=== Records shown ===

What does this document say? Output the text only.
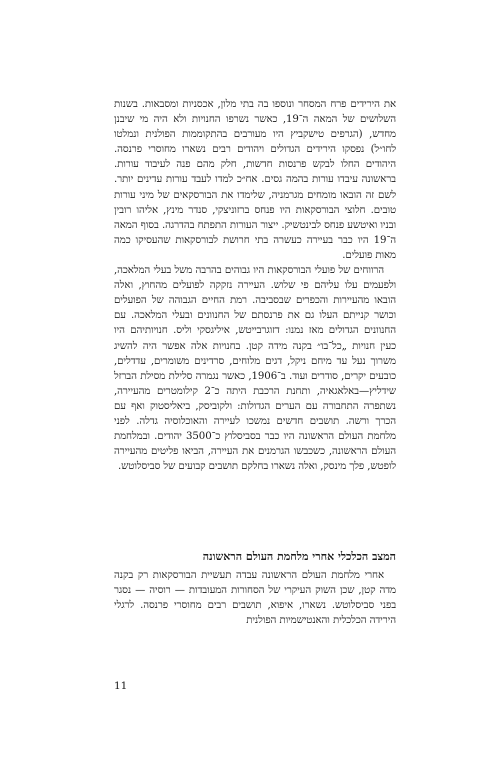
את הירידים פרח המסחר ונוספו בה בתי מלון, אכסניות ומסבאות. בשנות השלושים של המאה ה־19, כאשר נשרפו החנויות ולא היה מי שיבנן מחדש, (הגרפים טישקביץ היו מעורבים בהתקוממות הפולנית ונמלטו לחו״ל) נפסקו הירידים הגדולים ויהודים רבים נשארו מחוסרי פרנסה. היהודים החלו לבקש פרנסות חדשות, חלק מהם פנה לעיבוד עורות. בראשונה עיבדו עורות בהמה גסים. אח״כ למדו לעבד עורות עדינים יותר. לשם זה הובאו מומחים מגרמניה, שלימדו את הבורסקאים של מיני עורות טובים. חלוצי הבורסקאות היו פנחס ברזוניצקי, סנדר מינץ, אליהו רובין ובניו ואיטשע פנחס לבינטשיק. ייצור העורות התפתח בהדרגה. בסוף המאה ה־19 היו כבר בעיירה כעשרה בתי חרושת לבורסקאות שהעסיקו כמה מאות פועלים.

הרווחים של פועלי הבורסקאות היו גבוהים בהרבה משל בעלי המלאכה, ולפעמים עלו עליהם פי שלוש. העיירה נזקקה לפועלים מהחוץ, ואלה הובאו מהעיירות והכפרים שבסביבה. רמת החיים הגבוהה של הפועלים וכושר קנייתם העלו גם את פרנסתם של החנוונים ובעלי המלאכה. עם החנוונים הגדולים מאז נמנו: דזוגרבייטש, איליגסקי וליס. חנויותיהם היו כעין חנויות „כל־בו״ בקנה מידה קטן. בחנויות אלה אפשר היה להשיג משרוך נעל עד מיחם ניקל, דגים מלוחים, סרדינים משומרים, עדדלים, כובעים יקרים, סודרים ועוד. ב־1906, כאשר נגמרה סלילת מסילת הברזל שידליץ—באלאגאיה, ותחנת הרכבת היתה כ־2 קילומטרים מהעיירה, נשתפרה התחבורה עם הערים הגדולות: ולקוביסק, ביאליסטוק ואף עם הכרך ורשה. תושבים חדשים נמשכו לעיירה והאוכלוסיה גדלה. לפני מלחמת העולם הראשונה היו כבר בסביסלוץ כ־3500 יהודים. ובמלחמת העולם הראשונה, כשכבשו הגרמנים את העיירה, הביאו פליטים מהעיירה לופטש, פלך מינסק, ואלה נשארו בחלקם תושבים קבועים של סביסלוטש.

המצב הכלכלי אחרי מלחמת העולם הראשונה

אחרי מלחמת העולם הראשונה עבדה תעשיית הבורסקאות רק בקנה מדה קטן, שכן השוק העיקרי של הסחורות המעובדות — רוסיה — נסגר בפני סביסלוטש. נשארו, איפוא, תושבים רבים מחוסרי פרנסה. לרגלי הירידה הכלכלית והאנטישמיות הפולנית

11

===

Problem requirements ::
Repeat the material above verbatim. Leave the pictures behind.

Written response ::
What does this document say? Output the text only.
את הירידים פרח המסחר ונוספו בה בתי מלון, אכסניות ומסבאות. בשנות השלושים של המאה ה־19, כאשר נשרפו החנויות ולא היה מי שיבנן מחדש, (הגרפים טישקביץ היו מעורבים בהתקוממות הפולנית ונמלטו לחו״ל) נפסקו הירידים הגדולים ויהודים רבים נשארו מחוסרי פרנסה. היהודים החלו לבקש פרנסות חדשות, חלק מהם פנה לעיבוד עורות. בראשונה עיבדו עורות בהמה גסים. אח״כ למדו לעבד עורות עדינים יותר. לשם זה הובאו מומחים מגרמניה, שלימדו את הבורסקאים של מיני עורות טובים. חלוצי הבורסקאות היו פנחס ברזוניצקי, סנדר מינץ, אליהו רובין ובניו ואיטשע פנחס לבינטשיק. ייצור העורות התפתח בהדרגה. בסוף המאה ה־19 היו כבר בעיירה כעשרה בתי חרושת לבורסקאות שהעסיקו כמה מאות פועלים.

הרווחים של פועלי הבורסקאות היו גבוהים בהרבה משל בעלי המלאכה, ולפעמים עלו עליהם פי שלוש. העיירה נזקקה לפועלים מהחוץ, ואלה הובאו מהעיירות והכפרים שבסביבה. רמת החיים הגבוהה של הפועלים וכושר קנייתם העלו גם את פרנסתם של החנוונים ובעלי המלאכה. עם החנוונים הגדולים מאז נמנו: דזוגרבייטש, איליגסקי וליס. חנויותיהם היו כעין חנויות „כל־בו״ בקנה מידה קטן. בחנויות אלה אפשר היה להשיג משרוך נעל עד מיחם ניקל, דגים מלוחים, סרדינים משומרים, עדדלים, כובעים יקרים, סודרים ועוד. ב־1906, כאשר נגמרה סלילת מסילת הברזל שידליץ—באלאגאיה, ותחנת הרכבת היתה כ־2 קילומטרים מהעיירה, נשתפרה התחבורה עם הערים הגדולות: ולקוביסק, ביאליסטוק ואף עם הכרך ורשה. תושבים חדשים נמשכו לעיירה והאוכלוסיה גדלה. לפני מלחמת העולם הראשונה היו כבר בסביסלוץ כ־3500 יהודים. ובמלחמת העולם הראשונה, כשכבשו הגרמנים את העיירה, הביאו פליטים מהעיירה לופטש, פלך מינסק, ואלה נשארו בחלקם תושבים קבועים של סביסלוטש.

המצב הכלכלי אחרי מלחמת העולם הראשונה

אחרי מלחמת העולם הראשונה עבדה תעשיית הבורסקאות רק בקנה מדה קטן, שכן השוק העיקרי של הסחורות המעובדות — רוסיה — נסגר בפני סביסלוטש. נשארו, איפוא, תושבים רבים מחוסרי פרנסה. לרגלי הירידה הכלכלית והאנטישמיות הפולנית

11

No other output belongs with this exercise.